• _Given task_
Would you quote every entry exactly, dropping only the pictures?

* BEGIN Data records *

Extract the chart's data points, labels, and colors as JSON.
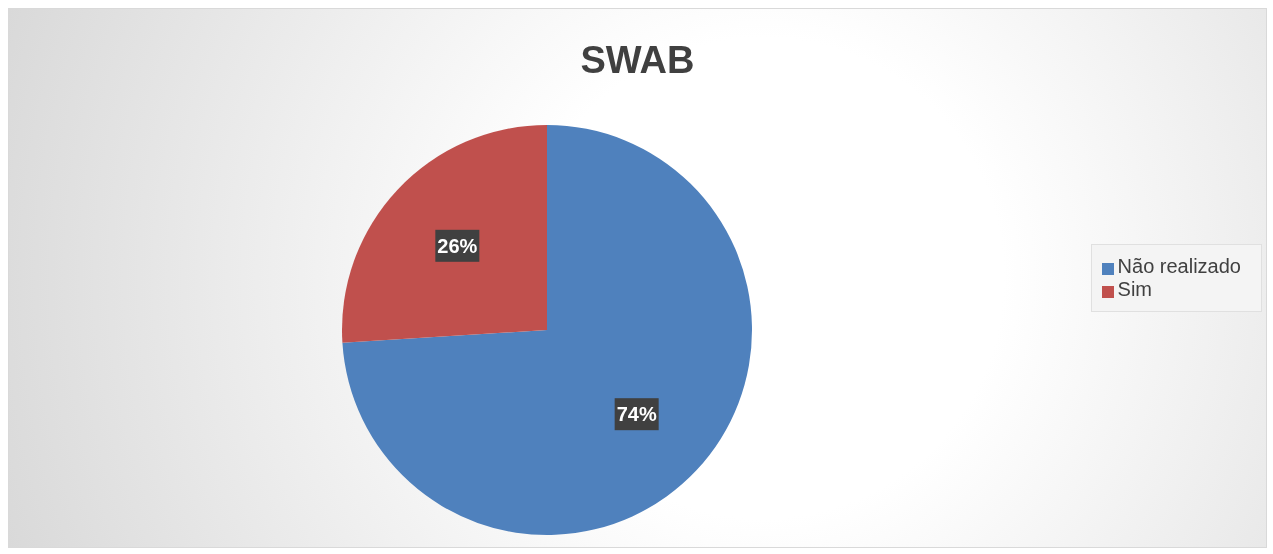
{
  "chart_data": {
    "type": "pie",
    "title": "SWAB",
    "categories": [
      "Não realizado",
      "Sim"
    ],
    "values": [
      74,
      26
    ],
    "colors": [
      "#4f81bd",
      "#c0504d"
    ],
    "value_labels": [
      "74%",
      "26%"
    ],
    "legend": "right"
  }
}
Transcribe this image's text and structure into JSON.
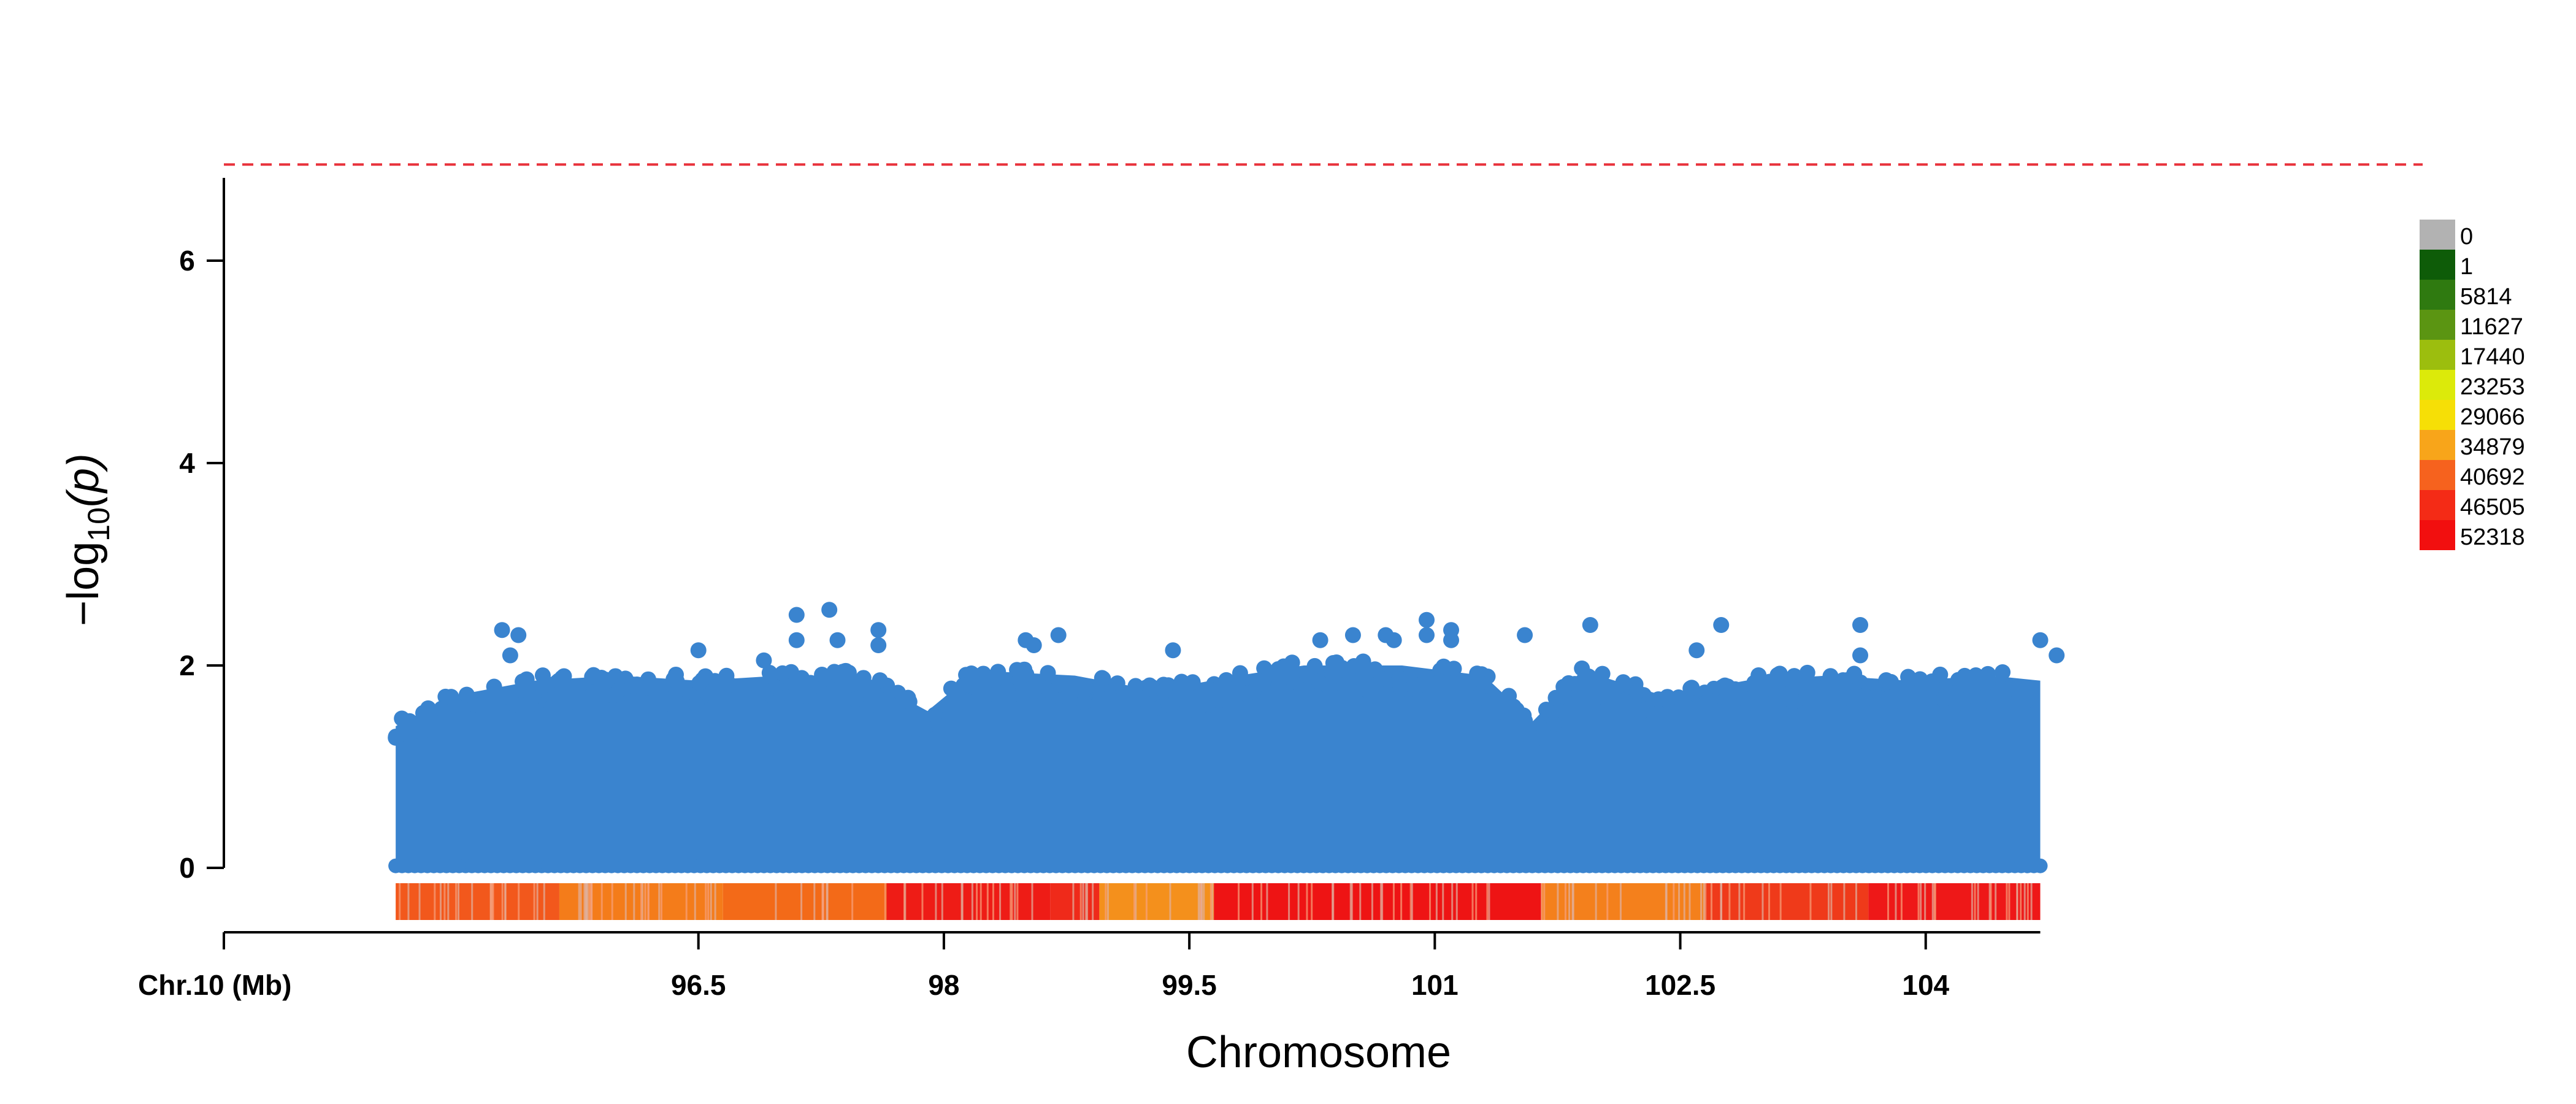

* END Data records *

• _Output_
Extract the chart's data points, labels, and colors as JSON.
{
  "chart_data": {
    "type": "pie",
    "title": "SWAB",
    "categories": [
      "Não realizado",
      "Sim"
    ],
    "values": [
      74,
      26
    ],
    "colors": [
      "#4f81bd",
      "#c0504d"
    ],
    "value_labels": [
      "74%",
      "26%"
    ],
    "legend": "right"
  }
}
Transcribe this image's text and structure into JSON.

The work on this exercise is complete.